Material provided:
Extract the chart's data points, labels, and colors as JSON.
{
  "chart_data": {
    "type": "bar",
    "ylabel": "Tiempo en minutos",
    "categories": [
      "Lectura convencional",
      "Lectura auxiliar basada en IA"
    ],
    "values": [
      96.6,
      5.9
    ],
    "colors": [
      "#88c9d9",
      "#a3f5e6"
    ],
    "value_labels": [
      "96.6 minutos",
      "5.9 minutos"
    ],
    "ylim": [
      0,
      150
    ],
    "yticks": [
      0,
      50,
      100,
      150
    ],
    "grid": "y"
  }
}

Work required: Find all lines with "minutos" in them and copy each one.

Exercise response:
    "ylabel": "Tiempo en minutos",
      "96.6 minutos",
      "5.9 minutos"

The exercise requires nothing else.